▶ [Task brief]
Each entry must be reproduced precisely as it stands.

* * * * *

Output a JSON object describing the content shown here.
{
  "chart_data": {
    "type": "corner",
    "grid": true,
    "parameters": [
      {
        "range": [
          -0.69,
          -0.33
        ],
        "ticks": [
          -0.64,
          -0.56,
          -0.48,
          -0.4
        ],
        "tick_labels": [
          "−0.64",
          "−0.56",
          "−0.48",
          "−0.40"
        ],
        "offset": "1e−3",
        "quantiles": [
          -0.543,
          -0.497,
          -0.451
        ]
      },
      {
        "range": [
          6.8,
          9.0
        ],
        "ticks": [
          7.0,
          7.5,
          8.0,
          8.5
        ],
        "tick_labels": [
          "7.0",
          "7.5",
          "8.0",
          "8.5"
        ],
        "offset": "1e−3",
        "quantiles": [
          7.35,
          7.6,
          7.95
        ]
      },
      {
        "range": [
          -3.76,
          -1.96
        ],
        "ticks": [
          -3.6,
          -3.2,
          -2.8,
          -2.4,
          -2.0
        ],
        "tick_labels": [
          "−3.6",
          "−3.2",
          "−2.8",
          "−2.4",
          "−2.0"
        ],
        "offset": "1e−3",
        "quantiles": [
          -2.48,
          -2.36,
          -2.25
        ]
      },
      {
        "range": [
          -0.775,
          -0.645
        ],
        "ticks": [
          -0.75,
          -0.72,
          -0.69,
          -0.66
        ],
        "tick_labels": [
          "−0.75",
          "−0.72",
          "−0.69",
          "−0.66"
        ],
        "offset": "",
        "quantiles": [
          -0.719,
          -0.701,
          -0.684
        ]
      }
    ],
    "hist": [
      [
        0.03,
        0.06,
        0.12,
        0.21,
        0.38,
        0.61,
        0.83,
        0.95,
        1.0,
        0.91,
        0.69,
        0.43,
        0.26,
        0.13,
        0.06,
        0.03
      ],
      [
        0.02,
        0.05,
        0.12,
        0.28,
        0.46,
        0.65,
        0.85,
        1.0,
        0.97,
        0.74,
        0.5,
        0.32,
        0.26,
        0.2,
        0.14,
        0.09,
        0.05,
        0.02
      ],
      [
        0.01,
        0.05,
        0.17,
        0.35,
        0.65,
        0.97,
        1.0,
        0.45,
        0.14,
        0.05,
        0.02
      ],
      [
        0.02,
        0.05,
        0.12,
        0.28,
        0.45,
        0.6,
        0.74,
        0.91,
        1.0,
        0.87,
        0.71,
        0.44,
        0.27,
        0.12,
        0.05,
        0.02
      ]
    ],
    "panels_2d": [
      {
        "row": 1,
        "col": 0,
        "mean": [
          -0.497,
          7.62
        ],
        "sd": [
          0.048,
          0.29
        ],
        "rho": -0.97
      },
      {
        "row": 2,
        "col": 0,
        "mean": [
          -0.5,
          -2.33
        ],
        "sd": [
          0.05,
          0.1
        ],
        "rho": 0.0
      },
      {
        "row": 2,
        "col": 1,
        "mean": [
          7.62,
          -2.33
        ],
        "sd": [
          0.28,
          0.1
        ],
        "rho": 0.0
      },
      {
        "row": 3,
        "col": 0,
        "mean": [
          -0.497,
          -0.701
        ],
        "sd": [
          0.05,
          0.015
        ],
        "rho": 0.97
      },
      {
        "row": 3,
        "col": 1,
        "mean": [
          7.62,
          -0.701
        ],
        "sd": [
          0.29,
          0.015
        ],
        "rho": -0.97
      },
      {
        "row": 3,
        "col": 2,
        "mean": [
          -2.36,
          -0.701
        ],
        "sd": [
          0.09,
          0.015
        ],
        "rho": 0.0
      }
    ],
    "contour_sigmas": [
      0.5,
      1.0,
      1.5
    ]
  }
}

* * * * *

▶ [Written answer]
Output a JSON object describing the content shown here.
{
  "chart_data": {
    "type": "corner",
    "grid": true,
    "parameters": [
      {
        "range": [
          -0.69,
          -0.33
        ],
        "ticks": [
          -0.64,
          -0.56,
          -0.48,
          -0.4
        ],
        "tick_labels": [
          "−0.64",
          "−0.56",
          "−0.48",
          "−0.40"
        ],
        "offset": "1e−3",
        "quantiles": [
          -0.543,
          -0.497,
          -0.451
        ]
      },
      {
        "range": [
          6.8,
          9.0
        ],
        "ticks": [
          7.0,
          7.5,
          8.0,
          8.5
        ],
        "tick_labels": [
          "7.0",
          "7.5",
          "8.0",
          "8.5"
        ],
        "offset": "1e−3",
        "quantiles": [
          7.35,
          7.6,
          7.95
        ]
      },
      {
        "range": [
          -3.76,
          -1.96
        ],
        "ticks": [
          -3.6,
          -3.2,
          -2.8,
          -2.4,
          -2.0
        ],
        "tick_labels": [
          "−3.6",
          "−3.2",
          "−2.8",
          "−2.4",
          "−2.0"
        ],
        "offset": "1e−3",
        "quantiles": [
          -2.48,
          -2.36,
          -2.25
        ]
      },
      {
        "range": [
          -0.775,
          -0.645
        ],
        "ticks": [
          -0.75,
          -0.72,
          -0.69,
          -0.66
        ],
        "tick_labels": [
          "−0.75",
          "−0.72",
          "−0.69",
          "−0.66"
        ],
        "offset": "",
        "quantiles": [
          -0.719,
          -0.701,
          -0.684
        ]
      }
    ],
    "hist": [
      [
        0.03,
        0.06,
        0.12,
        0.21,
        0.38,
        0.61,
        0.83,
        0.95,
        1.0,
        0.91,
        0.69,
        0.43,
        0.26,
        0.13,
        0.06,
        0.03
      ],
      [
        0.02,
        0.05,
        0.12,
        0.28,
        0.46,
        0.65,
        0.85,
        1.0,
        0.97,
        0.74,
        0.5,
        0.32,
        0.26,
        0.2,
        0.14,
        0.09,
        0.05,
        0.02
      ],
      [
        0.01,
        0.05,
        0.17,
        0.35,
        0.65,
        0.97,
        1.0,
        0.45,
        0.14,
        0.05,
        0.02
      ],
      [
        0.02,
        0.05,
        0.12,
        0.28,
        0.45,
        0.6,
        0.74,
        0.91,
        1.0,
        0.87,
        0.71,
        0.44,
        0.27,
        0.12,
        0.05,
        0.02
      ]
    ],
    "panels_2d": [
      {
        "row": 1,
        "col": 0,
        "mean": [
          -0.497,
          7.62
        ],
        "sd": [
          0.048,
          0.29
        ],
        "rho": -0.97
      },
      {
        "row": 2,
        "col": 0,
        "mean": [
          -0.5,
          -2.33
        ],
        "sd": [
          0.05,
          0.1
        ],
        "rho": 0.0
      },
      {
        "row": 2,
        "col": 1,
        "mean": [
          7.62,
          -2.33
        ],
        "sd": [
          0.28,
          0.1
        ],
        "rho": 0.0
      },
      {
        "row": 3,
        "col": 0,
        "mean": [
          -0.497,
          -0.701
        ],
        "sd": [
          0.05,
          0.015
        ],
        "rho": 0.97
      },
      {
        "row": 3,
        "col": 1,
        "mean": [
          7.62,
          -0.701
        ],
        "sd": [
          0.29,
          0.015
        ],
        "rho": -0.97
      },
      {
        "row": 3,
        "col": 2,
        "mean": [
          -2.36,
          -0.701
        ],
        "sd": [
          0.09,
          0.015
        ],
        "rho": 0.0
      }
    ],
    "contour_sigmas": [
      0.5,
      1.0,
      1.5
    ]
  }
}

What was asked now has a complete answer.